_Problem description:_
Using the listing below, extract each line that has the word "title" in it.

■ ■ ■ ■ ■

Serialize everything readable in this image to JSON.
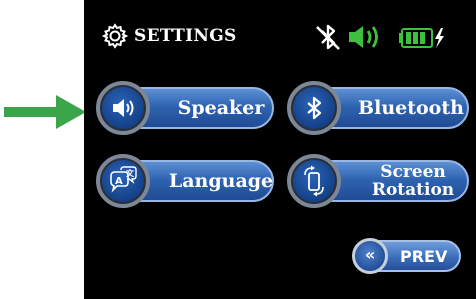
{
  "header": {
    "title": "SETTINGS",
    "icons": [
      "gear-icon",
      "bluetooth-off-icon",
      "volume-on-icon",
      "battery-charging-icon"
    ],
    "status_color": "#3fbf3f"
  },
  "buttons": {
    "speaker": {
      "label": "Speaker",
      "icon": "speaker-icon"
    },
    "bluetooth": {
      "label": "Bluetooth",
      "icon": "bluetooth-icon"
    },
    "language": {
      "label": "Language",
      "icon": "language-icon"
    },
    "screen_rotation": {
      "label_line1": "Screen",
      "label_line2": "Rotation",
      "icon": "screen-rotation-icon"
    },
    "prev": {
      "label": "PREV",
      "glyph": "«"
    }
  },
  "pointer": {
    "icon": "green-arrow-icon",
    "color": "#3aa54a"
  },
  "accent": "#2f64b2"
}
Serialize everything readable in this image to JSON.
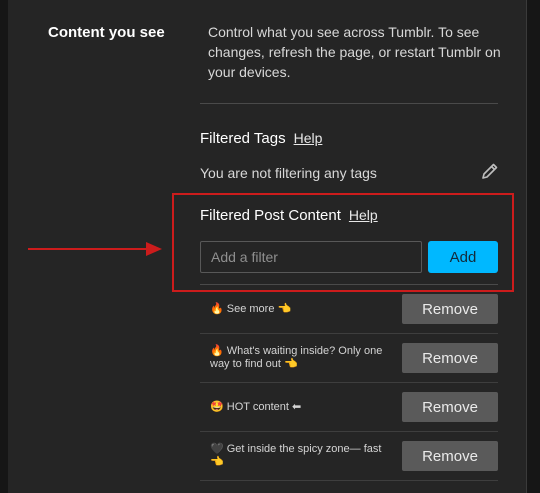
{
  "accent_color": "#00b8ff",
  "highlight_color": "#cc1c1c",
  "section": {
    "title": "Content you see",
    "description": "Control what you see across Tumblr. To see changes, refresh the page, or restart Tumblr on your devices."
  },
  "filtered_tags": {
    "title": "Filtered Tags",
    "help_label": "Help",
    "empty_message": "You are not filtering any tags",
    "edit_icon": "pencil-icon"
  },
  "filtered_post_content": {
    "title": "Filtered Post Content",
    "help_label": "Help",
    "input_placeholder": "Add a filter",
    "input_value": "",
    "add_label": "Add"
  },
  "filters": [
    {
      "text": "🔥 See more 👈",
      "remove_label": "Remove"
    },
    {
      "text": "🔥 What's waiting inside? Only one way to find out 👈",
      "remove_label": "Remove"
    },
    {
      "text": "🤩 HOT content ⬅",
      "remove_label": "Remove"
    },
    {
      "text": "🖤 Get inside the spicy zone— fast 👈",
      "remove_label": "Remove"
    }
  ]
}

■ ■ ■ ■ ■

_Solution:_
    "title": "SETTINGS",
    "title": "Content you see",
    "title": "Filtered Tags",
    "title": "Filtered Post Content",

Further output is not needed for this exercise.